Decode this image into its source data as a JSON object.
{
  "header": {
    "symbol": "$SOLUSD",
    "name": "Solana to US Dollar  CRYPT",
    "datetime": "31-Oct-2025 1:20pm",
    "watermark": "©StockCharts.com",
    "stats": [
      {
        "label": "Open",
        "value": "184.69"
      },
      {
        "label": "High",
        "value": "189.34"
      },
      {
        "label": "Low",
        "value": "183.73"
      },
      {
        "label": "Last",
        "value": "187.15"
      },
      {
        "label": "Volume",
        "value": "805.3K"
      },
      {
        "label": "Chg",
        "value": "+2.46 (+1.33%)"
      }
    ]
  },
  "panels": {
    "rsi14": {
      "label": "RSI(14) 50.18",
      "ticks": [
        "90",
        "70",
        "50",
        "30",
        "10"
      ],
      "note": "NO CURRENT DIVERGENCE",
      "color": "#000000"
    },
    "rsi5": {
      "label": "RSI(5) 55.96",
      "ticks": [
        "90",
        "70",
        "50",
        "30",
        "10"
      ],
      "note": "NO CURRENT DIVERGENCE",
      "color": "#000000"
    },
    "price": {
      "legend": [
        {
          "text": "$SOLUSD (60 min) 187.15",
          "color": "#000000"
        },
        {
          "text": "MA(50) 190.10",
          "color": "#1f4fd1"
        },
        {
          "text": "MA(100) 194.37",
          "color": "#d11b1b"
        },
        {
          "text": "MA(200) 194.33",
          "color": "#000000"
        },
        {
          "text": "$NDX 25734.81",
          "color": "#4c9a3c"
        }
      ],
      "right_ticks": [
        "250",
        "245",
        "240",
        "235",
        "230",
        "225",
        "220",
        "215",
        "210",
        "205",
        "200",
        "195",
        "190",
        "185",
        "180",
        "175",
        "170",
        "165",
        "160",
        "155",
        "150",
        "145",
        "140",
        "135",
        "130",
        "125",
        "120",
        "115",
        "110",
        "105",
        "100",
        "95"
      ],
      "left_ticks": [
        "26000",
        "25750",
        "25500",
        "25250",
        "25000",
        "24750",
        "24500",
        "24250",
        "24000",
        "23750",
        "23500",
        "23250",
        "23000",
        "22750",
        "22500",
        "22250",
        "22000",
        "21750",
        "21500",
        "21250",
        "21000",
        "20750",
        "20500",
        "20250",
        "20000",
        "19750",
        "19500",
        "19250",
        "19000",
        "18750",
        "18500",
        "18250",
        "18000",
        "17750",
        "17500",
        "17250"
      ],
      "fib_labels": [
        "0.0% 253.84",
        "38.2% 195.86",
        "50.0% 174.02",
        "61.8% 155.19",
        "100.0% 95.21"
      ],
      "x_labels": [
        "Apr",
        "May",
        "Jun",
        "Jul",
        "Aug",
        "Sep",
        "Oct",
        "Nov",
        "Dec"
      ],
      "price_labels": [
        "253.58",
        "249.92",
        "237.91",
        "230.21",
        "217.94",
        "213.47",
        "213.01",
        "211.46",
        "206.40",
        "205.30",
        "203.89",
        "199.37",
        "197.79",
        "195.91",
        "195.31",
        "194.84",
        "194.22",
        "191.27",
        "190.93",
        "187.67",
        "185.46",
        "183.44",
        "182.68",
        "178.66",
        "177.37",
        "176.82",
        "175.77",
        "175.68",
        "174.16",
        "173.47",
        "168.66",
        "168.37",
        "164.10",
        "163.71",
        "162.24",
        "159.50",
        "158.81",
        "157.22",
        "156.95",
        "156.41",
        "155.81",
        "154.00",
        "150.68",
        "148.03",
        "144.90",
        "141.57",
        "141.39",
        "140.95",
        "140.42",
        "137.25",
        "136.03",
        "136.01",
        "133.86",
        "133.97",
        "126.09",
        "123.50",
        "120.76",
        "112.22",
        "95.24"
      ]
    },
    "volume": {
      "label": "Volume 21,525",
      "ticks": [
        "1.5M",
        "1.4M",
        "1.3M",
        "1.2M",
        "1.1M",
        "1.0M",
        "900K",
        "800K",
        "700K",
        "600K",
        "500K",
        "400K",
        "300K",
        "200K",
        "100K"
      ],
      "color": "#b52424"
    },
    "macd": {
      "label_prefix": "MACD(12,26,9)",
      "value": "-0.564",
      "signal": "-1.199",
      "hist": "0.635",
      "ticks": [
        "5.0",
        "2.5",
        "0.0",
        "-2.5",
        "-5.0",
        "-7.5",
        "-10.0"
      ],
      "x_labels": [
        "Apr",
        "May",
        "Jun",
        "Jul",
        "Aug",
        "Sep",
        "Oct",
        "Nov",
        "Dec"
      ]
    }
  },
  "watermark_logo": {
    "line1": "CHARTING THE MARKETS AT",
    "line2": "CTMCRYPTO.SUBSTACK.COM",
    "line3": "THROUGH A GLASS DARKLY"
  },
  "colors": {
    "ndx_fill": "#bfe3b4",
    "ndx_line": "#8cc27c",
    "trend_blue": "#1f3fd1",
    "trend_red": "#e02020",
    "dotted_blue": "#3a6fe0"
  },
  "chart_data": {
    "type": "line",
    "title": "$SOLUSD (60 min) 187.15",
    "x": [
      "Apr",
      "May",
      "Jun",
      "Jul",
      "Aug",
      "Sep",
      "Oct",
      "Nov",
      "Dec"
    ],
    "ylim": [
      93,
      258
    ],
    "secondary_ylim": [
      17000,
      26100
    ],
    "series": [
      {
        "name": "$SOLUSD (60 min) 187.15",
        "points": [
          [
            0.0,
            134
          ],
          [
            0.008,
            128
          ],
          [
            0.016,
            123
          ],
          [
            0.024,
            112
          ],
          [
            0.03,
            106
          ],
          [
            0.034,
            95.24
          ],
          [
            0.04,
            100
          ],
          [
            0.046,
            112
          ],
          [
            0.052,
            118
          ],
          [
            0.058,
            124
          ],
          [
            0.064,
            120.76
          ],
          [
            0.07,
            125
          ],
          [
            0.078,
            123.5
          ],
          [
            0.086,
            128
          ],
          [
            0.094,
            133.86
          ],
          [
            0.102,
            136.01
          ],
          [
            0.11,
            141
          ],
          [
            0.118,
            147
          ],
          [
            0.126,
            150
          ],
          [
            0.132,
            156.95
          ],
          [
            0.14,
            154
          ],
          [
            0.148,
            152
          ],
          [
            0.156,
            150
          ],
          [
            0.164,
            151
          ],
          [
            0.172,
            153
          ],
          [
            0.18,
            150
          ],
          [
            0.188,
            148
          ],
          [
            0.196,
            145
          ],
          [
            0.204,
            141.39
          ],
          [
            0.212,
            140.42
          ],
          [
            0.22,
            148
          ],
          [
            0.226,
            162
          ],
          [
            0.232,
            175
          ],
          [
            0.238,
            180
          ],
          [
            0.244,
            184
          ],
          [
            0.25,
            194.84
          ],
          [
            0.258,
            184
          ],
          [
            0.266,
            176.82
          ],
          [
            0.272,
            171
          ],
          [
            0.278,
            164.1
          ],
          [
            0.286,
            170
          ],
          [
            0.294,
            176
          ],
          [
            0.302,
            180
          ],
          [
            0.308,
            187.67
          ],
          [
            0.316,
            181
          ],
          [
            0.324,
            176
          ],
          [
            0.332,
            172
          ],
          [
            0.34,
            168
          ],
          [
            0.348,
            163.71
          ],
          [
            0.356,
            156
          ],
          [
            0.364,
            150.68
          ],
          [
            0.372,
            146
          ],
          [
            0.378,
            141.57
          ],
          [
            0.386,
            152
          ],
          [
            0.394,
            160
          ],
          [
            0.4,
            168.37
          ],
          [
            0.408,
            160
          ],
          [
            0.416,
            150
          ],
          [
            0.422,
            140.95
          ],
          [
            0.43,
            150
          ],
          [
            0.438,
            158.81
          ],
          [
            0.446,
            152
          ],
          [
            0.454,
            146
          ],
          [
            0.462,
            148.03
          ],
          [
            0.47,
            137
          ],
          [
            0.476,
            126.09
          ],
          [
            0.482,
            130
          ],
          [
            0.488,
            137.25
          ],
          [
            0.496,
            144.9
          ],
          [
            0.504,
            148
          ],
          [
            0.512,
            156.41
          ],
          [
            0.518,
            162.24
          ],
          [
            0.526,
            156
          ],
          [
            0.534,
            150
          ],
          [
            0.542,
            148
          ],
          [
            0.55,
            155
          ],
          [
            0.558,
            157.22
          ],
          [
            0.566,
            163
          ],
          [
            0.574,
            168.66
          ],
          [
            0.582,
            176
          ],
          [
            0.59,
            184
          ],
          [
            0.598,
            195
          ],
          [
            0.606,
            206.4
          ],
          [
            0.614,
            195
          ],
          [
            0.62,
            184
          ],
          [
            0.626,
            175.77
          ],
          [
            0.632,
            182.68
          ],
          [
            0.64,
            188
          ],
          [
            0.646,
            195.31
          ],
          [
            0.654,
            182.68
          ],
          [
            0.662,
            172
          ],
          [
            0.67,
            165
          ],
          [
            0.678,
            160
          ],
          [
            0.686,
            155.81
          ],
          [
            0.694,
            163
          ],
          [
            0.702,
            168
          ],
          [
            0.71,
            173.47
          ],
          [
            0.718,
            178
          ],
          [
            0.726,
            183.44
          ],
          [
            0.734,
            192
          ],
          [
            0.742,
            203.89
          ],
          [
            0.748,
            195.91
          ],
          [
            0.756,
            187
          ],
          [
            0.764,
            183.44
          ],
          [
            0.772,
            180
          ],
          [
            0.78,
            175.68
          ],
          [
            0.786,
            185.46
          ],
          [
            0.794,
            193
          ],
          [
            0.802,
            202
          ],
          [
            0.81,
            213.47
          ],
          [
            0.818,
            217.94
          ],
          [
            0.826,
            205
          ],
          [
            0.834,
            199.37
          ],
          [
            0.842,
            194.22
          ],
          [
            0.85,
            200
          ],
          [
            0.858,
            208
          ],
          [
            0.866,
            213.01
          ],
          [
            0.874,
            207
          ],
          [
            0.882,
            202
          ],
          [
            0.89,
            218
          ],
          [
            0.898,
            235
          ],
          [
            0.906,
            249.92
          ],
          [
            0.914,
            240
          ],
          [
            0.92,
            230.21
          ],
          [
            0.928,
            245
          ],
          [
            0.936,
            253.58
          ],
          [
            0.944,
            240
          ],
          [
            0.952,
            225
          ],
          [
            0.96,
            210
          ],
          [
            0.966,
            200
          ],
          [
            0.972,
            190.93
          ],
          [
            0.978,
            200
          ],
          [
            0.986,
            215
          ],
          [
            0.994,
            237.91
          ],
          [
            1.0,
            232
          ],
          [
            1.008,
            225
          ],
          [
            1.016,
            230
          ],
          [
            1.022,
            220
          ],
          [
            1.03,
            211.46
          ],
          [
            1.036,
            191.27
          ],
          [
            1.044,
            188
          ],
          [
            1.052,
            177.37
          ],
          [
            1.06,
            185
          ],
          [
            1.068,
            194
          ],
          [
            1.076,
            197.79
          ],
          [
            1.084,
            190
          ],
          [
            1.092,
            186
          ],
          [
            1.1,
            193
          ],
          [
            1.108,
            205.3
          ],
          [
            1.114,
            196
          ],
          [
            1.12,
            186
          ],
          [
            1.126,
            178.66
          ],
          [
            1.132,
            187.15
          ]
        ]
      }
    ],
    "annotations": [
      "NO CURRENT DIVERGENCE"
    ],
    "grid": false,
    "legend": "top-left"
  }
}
★ ★ ★
* **Given task**
Out of the records, collect only those lines that contain the string "SOLUSD".

* **Response below**
    "symbol": "$SOLUSD",
          "text": "$SOLUSD (60 min) 187.15",
    "title": "$SOLUSD (60 min) 187.15",
        "name": "$SOLUSD (60 min) 187.15",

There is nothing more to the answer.